[Dataset items]
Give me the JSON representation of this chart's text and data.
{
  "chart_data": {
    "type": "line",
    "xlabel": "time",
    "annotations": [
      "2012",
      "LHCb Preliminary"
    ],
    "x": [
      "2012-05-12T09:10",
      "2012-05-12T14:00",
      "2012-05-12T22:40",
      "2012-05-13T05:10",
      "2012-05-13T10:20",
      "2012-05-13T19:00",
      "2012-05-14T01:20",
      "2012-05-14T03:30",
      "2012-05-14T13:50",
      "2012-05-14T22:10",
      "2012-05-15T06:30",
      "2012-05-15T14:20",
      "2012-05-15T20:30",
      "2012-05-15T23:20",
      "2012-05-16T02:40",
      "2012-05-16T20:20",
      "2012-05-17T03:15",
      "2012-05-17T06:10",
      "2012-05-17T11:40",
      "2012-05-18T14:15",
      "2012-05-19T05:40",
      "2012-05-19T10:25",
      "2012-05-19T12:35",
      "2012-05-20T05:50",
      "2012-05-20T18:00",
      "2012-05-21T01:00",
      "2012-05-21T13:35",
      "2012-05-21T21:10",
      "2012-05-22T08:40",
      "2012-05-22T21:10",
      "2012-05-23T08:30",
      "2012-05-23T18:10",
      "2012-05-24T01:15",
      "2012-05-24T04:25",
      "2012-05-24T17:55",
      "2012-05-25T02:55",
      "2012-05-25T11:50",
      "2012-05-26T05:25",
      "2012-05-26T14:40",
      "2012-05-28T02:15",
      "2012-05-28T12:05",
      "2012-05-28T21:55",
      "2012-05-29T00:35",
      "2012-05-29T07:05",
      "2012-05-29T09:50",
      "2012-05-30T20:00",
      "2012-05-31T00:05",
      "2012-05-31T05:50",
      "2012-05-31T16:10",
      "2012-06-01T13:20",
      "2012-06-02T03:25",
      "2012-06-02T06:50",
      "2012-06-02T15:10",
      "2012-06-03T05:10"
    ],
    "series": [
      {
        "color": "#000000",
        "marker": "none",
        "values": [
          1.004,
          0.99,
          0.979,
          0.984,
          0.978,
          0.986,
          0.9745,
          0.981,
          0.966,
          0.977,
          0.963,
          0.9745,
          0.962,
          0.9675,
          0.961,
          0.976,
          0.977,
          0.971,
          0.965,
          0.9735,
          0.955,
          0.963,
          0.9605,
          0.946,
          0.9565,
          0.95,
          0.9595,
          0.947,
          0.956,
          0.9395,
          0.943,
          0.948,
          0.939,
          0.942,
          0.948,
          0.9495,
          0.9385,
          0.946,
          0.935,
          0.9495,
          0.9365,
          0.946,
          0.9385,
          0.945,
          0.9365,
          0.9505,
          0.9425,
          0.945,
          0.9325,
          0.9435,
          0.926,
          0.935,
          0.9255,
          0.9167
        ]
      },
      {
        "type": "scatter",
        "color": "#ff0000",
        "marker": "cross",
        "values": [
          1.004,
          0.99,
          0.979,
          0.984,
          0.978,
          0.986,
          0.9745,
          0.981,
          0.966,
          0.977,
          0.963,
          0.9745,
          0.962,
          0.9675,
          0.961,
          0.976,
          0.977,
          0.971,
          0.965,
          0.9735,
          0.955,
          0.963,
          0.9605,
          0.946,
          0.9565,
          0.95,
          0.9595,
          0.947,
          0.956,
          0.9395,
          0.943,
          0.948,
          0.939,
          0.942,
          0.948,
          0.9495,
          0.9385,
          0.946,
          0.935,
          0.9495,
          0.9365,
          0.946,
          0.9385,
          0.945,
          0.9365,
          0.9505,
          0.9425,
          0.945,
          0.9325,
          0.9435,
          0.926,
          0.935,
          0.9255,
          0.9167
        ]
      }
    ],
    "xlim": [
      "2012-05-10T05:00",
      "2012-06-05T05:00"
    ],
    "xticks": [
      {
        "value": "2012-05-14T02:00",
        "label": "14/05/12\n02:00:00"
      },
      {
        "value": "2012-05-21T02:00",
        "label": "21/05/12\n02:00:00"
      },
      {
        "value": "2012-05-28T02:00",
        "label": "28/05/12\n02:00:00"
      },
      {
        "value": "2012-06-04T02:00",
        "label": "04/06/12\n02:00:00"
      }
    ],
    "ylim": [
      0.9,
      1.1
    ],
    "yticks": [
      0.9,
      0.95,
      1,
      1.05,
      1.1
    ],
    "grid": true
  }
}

Written exercise | Output the whole listing above again, word for word.

Final answer |
Give me the JSON representation of this chart's text and data.
{
  "chart_data": {
    "type": "line",
    "xlabel": "time",
    "annotations": [
      "2012",
      "LHCb Preliminary"
    ],
    "x": [
      "2012-05-12T09:10",
      "2012-05-12T14:00",
      "2012-05-12T22:40",
      "2012-05-13T05:10",
      "2012-05-13T10:20",
      "2012-05-13T19:00",
      "2012-05-14T01:20",
      "2012-05-14T03:30",
      "2012-05-14T13:50",
      "2012-05-14T22:10",
      "2012-05-15T06:30",
      "2012-05-15T14:20",
      "2012-05-15T20:30",
      "2012-05-15T23:20",
      "2012-05-16T02:40",
      "2012-05-16T20:20",
      "2012-05-17T03:15",
      "2012-05-17T06:10",
      "2012-05-17T11:40",
      "2012-05-18T14:15",
      "2012-05-19T05:40",
      "2012-05-19T10:25",
      "2012-05-19T12:35",
      "2012-05-20T05:50",
      "2012-05-20T18:00",
      "2012-05-21T01:00",
      "2012-05-21T13:35",
      "2012-05-21T21:10",
      "2012-05-22T08:40",
      "2012-05-22T21:10",
      "2012-05-23T08:30",
      "2012-05-23T18:10",
      "2012-05-24T01:15",
      "2012-05-24T04:25",
      "2012-05-24T17:55",
      "2012-05-25T02:55",
      "2012-05-25T11:50",
      "2012-05-26T05:25",
      "2012-05-26T14:40",
      "2012-05-28T02:15",
      "2012-05-28T12:05",
      "2012-05-28T21:55",
      "2012-05-29T00:35",
      "2012-05-29T07:05",
      "2012-05-29T09:50",
      "2012-05-30T20:00",
      "2012-05-31T00:05",
      "2012-05-31T05:50",
      "2012-05-31T16:10",
      "2012-06-01T13:20",
      "2012-06-02T03:25",
      "2012-06-02T06:50",
      "2012-06-02T15:10",
      "2012-06-03T05:10"
    ],
    "series": [
      {
        "color": "#000000",
        "marker": "none",
        "values": [
          1.004,
          0.99,
          0.979,
          0.984,
          0.978,
          0.986,
          0.9745,
          0.981,
          0.966,
          0.977,
          0.963,
          0.9745,
          0.962,
          0.9675,
          0.961,
          0.976,
          0.977,
          0.971,
          0.965,
          0.9735,
          0.955,
          0.963,
          0.9605,
          0.946,
          0.9565,
          0.95,
          0.9595,
          0.947,
          0.956,
          0.9395,
          0.943,
          0.948,
          0.939,
          0.942,
          0.948,
          0.9495,
          0.9385,
          0.946,
          0.935,
          0.9495,
          0.9365,
          0.946,
          0.9385,
          0.945,
          0.9365,
          0.9505,
          0.9425,
          0.945,
          0.9325,
          0.9435,
          0.926,
          0.935,
          0.9255,
          0.9167
        ]
      },
      {
        "type": "scatter",
        "color": "#ff0000",
        "marker": "cross",
        "values": [
          1.004,
          0.99,
          0.979,
          0.984,
          0.978,
          0.986,
          0.9745,
          0.981,
          0.966,
          0.977,
          0.963,
          0.9745,
          0.962,
          0.9675,
          0.961,
          0.976,
          0.977,
          0.971,
          0.965,
          0.9735,
          0.955,
          0.963,
          0.9605,
          0.946,
          0.9565,
          0.95,
          0.9595,
          0.947,
          0.956,
          0.9395,
          0.943,
          0.948,
          0.939,
          0.942,
          0.948,
          0.9495,
          0.9385,
          0.946,
          0.935,
          0.9495,
          0.9365,
          0.946,
          0.9385,
          0.945,
          0.9365,
          0.9505,
          0.9425,
          0.945,
          0.9325,
          0.9435,
          0.926,
          0.935,
          0.9255,
          0.9167
        ]
      }
    ],
    "xlim": [
      "2012-05-10T05:00",
      "2012-06-05T05:00"
    ],
    "xticks": [
      {
        "value": "2012-05-14T02:00",
        "label": "14/05/12\n02:00:00"
      },
      {
        "value": "2012-05-21T02:00",
        "label": "21/05/12\n02:00:00"
      },
      {
        "value": "2012-05-28T02:00",
        "label": "28/05/12\n02:00:00"
      },
      {
        "value": "2012-06-04T02:00",
        "label": "04/06/12\n02:00:00"
      }
    ],
    "ylim": [
      0.9,
      1.1
    ],
    "yticks": [
      0.9,
      0.95,
      1,
      1.05,
      1.1
    ],
    "grid": true
  }
}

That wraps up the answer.